DIRECTIVE: Return all the entries exactly, keeping pictures out.

RECORDS FOR THE EXERCISE:

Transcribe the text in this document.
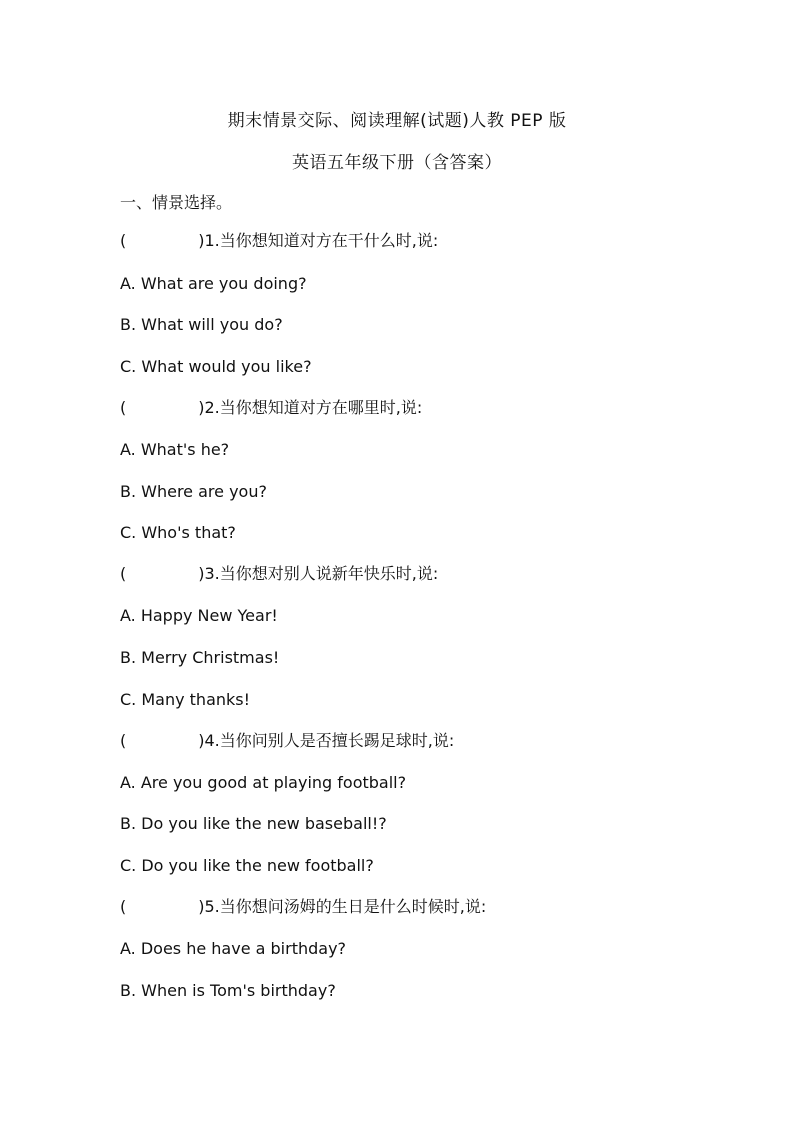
期末情景交际、阅读理解(试题)人教 PEP 版
英语五年级下册（含答案）
一、情景选择。
(	)1.当你想知道对方在干什么时,说:
A. What are you doing?
B. What will you do?
C. What would you like?
(	)2.当你想知道对方在哪里时,说:
A. What's he?
B. Where are you?
C. Who's that?
(	)3.当你想对别人说新年快乐时,说:
A. Happy New Year!
B. Merry Christmas!
C. Many thanks!
(	)4.当你问别人是否擅长踢足球时,说:
A. Are you good at playing football?
B. Do you like the new baseball!?
C. Do you like the new football?
(	)5.当你想问汤姆的生日是什么时候时,说:
A. Does he have a birthday?
B. When is Tom's birthday?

ANSWER:
Transcribe the text in this document.
期末情景交际、阅读理解(试题)人教 PEP 版
英语五年级下册（含答案）
一、情景选择。
(	)1.当你想知道对方在干什么时,说:
A. What are you doing?
B. What will you do?
C. What would you like?
(	)2.当你想知道对方在哪里时,说:
A. What's he?
B. Where are you?
C. Who's that?
(	)3.当你想对别人说新年快乐时,说:
A. Happy New Year!
B. Merry Christmas!
C. Many thanks!
(	)4.当你问别人是否擅长踢足球时,说:
A. Are you good at playing football?
B. Do you like the new baseball!?
C. Do you like the new football?
(	)5.当你想问汤姆的生日是什么时候时,说:
A. Does he have a birthday?
B. When is Tom's birthday?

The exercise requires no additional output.